— Structured page parsing data —
..............................

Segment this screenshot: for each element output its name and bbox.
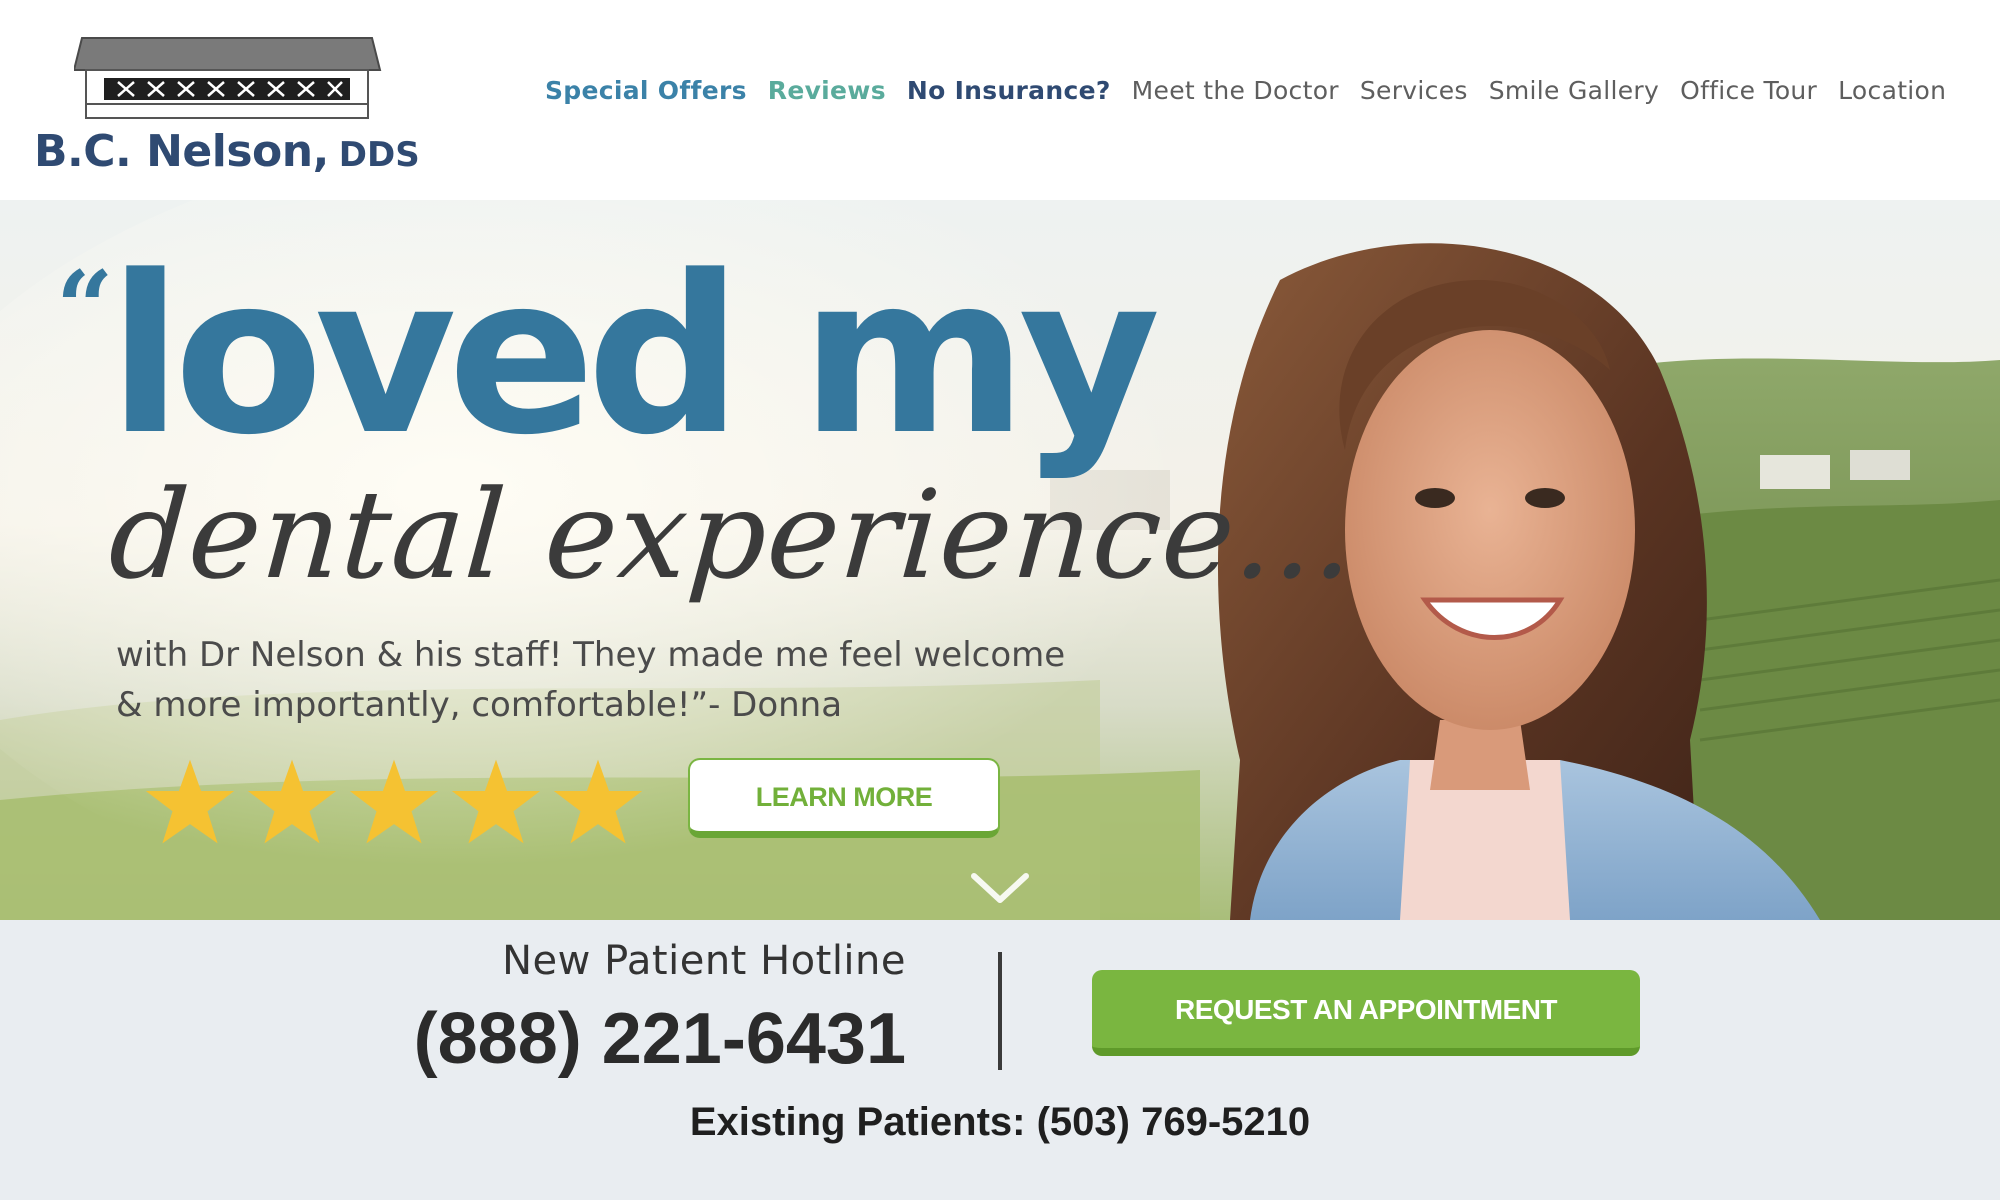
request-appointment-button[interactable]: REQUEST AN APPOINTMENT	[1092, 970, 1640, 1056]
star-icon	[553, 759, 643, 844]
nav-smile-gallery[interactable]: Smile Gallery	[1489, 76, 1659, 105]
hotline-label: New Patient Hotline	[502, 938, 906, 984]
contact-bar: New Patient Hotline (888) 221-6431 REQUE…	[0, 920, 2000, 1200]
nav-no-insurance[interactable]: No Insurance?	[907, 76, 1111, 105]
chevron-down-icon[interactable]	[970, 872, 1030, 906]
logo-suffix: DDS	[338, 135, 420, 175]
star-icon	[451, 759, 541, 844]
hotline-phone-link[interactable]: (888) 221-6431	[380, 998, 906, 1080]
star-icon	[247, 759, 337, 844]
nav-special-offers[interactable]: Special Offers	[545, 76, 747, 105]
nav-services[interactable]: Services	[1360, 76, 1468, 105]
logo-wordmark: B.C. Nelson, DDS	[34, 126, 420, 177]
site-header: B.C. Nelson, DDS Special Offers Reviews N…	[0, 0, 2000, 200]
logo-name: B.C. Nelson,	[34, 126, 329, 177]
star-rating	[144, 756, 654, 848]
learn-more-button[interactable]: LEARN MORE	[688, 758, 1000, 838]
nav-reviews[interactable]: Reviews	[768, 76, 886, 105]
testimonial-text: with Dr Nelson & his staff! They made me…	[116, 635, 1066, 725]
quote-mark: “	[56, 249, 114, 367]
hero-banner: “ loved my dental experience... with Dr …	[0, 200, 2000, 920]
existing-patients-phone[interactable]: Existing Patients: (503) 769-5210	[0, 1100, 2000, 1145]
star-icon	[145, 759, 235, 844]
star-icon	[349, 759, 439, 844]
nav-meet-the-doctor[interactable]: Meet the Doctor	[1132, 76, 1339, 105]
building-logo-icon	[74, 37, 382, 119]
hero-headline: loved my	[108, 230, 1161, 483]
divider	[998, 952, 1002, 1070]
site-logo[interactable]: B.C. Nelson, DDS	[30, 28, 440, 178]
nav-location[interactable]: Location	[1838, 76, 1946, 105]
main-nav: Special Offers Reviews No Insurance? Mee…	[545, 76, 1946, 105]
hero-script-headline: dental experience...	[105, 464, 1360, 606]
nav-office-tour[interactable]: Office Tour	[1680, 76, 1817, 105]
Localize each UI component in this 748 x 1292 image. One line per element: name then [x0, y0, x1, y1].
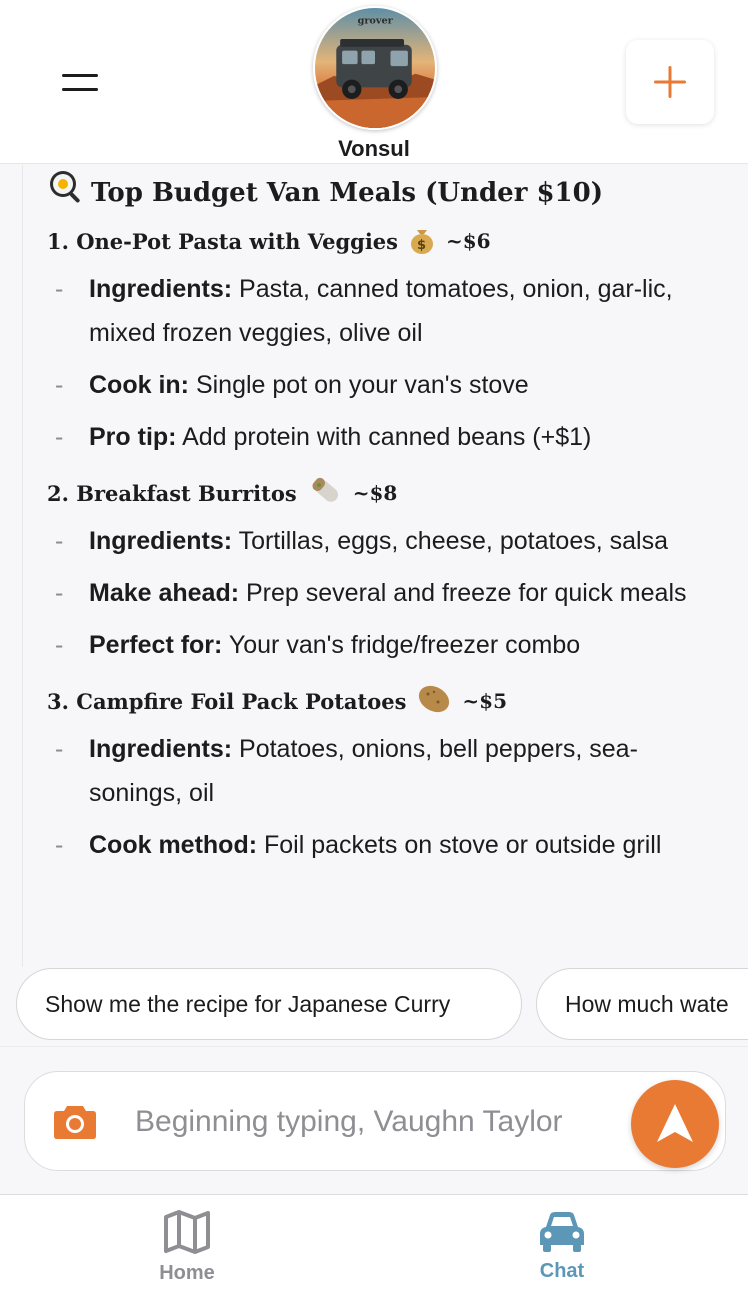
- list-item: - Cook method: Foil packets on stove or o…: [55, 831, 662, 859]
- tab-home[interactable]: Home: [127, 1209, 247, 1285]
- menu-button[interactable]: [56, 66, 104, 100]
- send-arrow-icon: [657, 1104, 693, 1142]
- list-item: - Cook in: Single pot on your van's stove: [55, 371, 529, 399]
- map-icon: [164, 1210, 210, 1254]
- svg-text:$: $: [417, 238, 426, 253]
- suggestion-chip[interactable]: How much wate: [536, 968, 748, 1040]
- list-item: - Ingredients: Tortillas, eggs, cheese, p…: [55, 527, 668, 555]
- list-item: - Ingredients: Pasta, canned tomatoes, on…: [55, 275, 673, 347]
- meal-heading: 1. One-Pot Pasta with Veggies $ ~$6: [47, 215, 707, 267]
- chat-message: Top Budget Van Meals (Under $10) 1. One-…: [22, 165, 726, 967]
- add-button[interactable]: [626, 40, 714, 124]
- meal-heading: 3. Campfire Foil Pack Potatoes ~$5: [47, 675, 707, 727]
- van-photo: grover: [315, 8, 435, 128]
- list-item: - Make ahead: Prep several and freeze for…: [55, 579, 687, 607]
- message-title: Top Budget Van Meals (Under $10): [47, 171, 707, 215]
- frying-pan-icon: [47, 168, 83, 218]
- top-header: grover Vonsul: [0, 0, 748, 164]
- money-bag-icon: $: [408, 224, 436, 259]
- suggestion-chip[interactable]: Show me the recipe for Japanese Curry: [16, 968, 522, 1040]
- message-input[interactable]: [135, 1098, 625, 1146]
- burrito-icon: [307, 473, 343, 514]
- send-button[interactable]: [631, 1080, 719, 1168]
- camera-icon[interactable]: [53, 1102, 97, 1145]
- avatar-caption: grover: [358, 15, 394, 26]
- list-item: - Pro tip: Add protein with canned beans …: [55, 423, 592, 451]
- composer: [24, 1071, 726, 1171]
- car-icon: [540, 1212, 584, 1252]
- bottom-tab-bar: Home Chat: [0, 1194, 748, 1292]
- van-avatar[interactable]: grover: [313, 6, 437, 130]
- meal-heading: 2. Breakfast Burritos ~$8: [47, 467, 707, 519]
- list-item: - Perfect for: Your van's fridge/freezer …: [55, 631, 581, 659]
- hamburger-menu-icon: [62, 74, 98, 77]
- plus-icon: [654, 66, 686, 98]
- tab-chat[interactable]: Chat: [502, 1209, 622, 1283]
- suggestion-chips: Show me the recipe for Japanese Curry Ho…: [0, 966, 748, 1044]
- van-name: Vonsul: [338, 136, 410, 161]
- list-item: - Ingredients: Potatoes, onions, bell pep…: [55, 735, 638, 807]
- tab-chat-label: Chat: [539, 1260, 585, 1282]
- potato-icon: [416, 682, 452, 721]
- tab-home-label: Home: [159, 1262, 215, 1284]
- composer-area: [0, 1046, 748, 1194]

..............................

— Assigned task —
Return each line from the records that includes the word "name".

— Solution for this exercise —
Segment this screenshot: for each element output its name and bbox.
logo-name: B.C. Nelson,	[34, 126, 329, 177]
Localize each UI component in this 748 x 1292 image. One line per element: name then [x0, y0, x1, y1].
- van-name: Vonsul: [338, 136, 410, 161]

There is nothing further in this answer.